Activity list
**1.** Decide whether each statement below agrees with the tonsillectomy study abstract, answering yes or no and quoting the words of the abstract that decide it. (a) Children with the CC genotype of MDR1 1236C > T reached extubation sooner than those with the CT + TT genotype. (b) The FLACC score was lower in children with the CC genotype. (c) The children received propofol anesthesia.
**2.** Rewrite the tonsillectomy study abstract from "The motive of" to "following pediatric tonsillectomy.", replacing "motive" with "aim".
**3.** According to the tonsillectomy study abstract, how many children were selected for the study?

Selected extract
..........

The motive of this study was to investigate the collaboration between MDR1 gene polymorphisms and anesthetic effects following pediatric tonsillectomy.

Methods:

All together 178 children undergoing tonsillectomy with preoperative sevoflurane–remifentanil anesthesia were selected. In order to determine MDR1 gene polymorphisms of 3435C > T, 1236C > T, and 2677G > T/A, polymerase chain reaction–restriction fragment length polymorphism was used. Mean arterial pressure (MAP), diastolic blood pressure (DBP), systolic blood pressure (SBP), and heart rate (HR) at T0 (5 mins after the repose), T1 (0 min after tracheal intubation), T2 (5 mins after the tracheal intubation), T3 (0 min after the tonsillectomy), T4 (0 min after removal of the mouth-gag) and T5 (5 min after the extubation) were observed. The visual analog scale (VAS), the face, legs, activity, cry, and consolability (FLACC) pain assessment, and Ramsay sedation score were recorded after the patients gained consciousness. The adverse reactions were also observed.

Results:

As compared to the CT + TT genotype of MDR1 1236C > T, the time of induction, respiration recovery, eye-opening, and extubation of children with the CC genotype was found to be shorter (all P <.05); the MAP, SBP, DBP, and HR were significantly reduced at T5 in children that possessed the CC genotype (all P <.05), the VAS at postoperative 1, 2, 4, and 8 hours and Ramsay sedation score were decreased, while the FLACC score increased (all P <.05). It was found that the adverse reaction rate was lower in children bearing the CC genotype (P <.05).

Conclusion:

It could be concluded that anesthetic effect in patients with the MDR1 1236C > T CC genotype was found to be superior to those carrying the CT + TT genotype.

..........

Records shown
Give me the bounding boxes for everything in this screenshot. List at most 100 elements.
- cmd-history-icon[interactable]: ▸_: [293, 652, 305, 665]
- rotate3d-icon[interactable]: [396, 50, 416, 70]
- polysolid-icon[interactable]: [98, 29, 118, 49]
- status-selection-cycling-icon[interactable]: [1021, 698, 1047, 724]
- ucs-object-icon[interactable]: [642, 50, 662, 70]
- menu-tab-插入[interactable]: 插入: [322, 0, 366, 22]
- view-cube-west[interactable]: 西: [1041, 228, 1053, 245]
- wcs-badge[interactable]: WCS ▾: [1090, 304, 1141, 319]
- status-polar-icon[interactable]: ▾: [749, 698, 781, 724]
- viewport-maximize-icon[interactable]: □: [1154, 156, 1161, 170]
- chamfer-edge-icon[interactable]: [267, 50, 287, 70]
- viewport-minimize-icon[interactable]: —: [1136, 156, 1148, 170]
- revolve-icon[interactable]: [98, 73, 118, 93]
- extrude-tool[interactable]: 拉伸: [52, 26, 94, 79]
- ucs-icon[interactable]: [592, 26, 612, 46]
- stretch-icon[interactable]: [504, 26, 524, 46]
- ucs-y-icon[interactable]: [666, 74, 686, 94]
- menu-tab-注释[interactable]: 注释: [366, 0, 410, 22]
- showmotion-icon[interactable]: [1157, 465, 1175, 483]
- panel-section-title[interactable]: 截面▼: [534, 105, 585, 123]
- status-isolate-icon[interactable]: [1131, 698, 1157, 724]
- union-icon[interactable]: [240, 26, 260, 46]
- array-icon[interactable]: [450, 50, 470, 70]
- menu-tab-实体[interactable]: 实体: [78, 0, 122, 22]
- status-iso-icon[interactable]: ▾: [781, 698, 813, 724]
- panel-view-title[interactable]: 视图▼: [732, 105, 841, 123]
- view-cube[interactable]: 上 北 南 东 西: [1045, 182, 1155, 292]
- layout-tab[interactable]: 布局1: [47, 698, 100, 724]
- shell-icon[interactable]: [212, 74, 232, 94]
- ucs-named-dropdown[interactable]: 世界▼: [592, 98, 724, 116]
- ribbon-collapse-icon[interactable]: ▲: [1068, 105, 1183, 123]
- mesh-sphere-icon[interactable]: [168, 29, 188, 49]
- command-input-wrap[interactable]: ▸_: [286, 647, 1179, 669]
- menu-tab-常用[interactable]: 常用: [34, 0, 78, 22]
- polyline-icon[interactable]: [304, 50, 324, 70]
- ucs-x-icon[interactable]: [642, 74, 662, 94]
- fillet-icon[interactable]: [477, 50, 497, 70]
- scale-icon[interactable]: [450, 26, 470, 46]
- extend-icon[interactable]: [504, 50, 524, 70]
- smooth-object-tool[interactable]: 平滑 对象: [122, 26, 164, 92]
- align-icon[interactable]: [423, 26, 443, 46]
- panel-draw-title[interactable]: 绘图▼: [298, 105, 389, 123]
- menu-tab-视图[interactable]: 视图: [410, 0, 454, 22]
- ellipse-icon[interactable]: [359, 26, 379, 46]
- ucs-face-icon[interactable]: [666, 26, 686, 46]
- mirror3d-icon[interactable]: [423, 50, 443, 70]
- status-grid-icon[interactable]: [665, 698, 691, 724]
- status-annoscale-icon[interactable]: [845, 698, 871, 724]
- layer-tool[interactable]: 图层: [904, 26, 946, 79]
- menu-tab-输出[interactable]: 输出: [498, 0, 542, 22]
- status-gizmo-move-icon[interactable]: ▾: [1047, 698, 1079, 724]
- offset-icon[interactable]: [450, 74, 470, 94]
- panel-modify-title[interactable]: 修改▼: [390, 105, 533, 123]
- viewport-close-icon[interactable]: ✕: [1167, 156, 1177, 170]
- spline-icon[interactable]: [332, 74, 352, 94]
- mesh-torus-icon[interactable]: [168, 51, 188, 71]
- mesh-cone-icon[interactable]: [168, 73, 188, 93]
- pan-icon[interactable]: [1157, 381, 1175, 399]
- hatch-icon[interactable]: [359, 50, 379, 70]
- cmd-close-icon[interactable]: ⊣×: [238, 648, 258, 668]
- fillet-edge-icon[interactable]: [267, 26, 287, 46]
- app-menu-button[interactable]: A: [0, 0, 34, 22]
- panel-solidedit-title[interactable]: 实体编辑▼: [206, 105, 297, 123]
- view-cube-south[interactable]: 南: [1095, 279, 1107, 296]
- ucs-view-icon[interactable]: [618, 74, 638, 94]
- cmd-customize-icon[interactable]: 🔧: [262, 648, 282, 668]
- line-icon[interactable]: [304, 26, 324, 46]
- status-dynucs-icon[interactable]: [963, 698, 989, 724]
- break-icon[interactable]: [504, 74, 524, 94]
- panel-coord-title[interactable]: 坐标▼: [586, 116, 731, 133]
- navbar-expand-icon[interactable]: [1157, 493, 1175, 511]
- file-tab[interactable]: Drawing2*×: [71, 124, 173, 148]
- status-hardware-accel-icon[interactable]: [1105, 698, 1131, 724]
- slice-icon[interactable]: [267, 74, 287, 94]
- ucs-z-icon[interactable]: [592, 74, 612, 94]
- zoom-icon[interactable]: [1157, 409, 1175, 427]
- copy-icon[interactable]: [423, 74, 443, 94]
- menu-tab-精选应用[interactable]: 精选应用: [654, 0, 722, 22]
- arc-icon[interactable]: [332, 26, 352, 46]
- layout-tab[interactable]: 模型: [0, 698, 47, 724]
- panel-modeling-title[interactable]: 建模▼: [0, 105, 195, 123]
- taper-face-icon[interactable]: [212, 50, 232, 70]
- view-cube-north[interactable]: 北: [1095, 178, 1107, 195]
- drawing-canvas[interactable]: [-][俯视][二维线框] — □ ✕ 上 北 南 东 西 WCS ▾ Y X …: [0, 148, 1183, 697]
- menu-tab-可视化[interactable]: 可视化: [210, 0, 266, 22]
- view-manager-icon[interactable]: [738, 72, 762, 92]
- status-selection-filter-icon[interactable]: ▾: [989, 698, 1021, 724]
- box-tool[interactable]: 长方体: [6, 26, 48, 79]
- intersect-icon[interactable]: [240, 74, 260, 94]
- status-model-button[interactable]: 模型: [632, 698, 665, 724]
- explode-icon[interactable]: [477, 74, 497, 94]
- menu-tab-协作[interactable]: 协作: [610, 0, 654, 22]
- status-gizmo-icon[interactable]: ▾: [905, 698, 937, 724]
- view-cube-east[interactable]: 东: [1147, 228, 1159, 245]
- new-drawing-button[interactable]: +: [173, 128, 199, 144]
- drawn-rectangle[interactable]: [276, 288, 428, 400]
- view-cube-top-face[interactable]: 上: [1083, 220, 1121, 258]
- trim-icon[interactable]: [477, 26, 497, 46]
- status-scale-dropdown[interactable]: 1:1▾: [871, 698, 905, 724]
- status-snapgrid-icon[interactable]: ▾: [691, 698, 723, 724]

..........

Numbered answers
**1.**
(a) Yes: "the time of induction, respiration recovery, eye-opening, and extubation of children with the CC genotype was found to be shorter (all P <.05)"
(b) No: "while the FLACC score increased (all P <.05)"
(c) No: "with preoperative sevoflurane–remifentanil anesthesia"

**2.**
The aim of this study was to investigate the collaboration between MDR1 gene polymorphisms and anesthetic effects following pediatric tonsillectomy.

**3.** 178 children.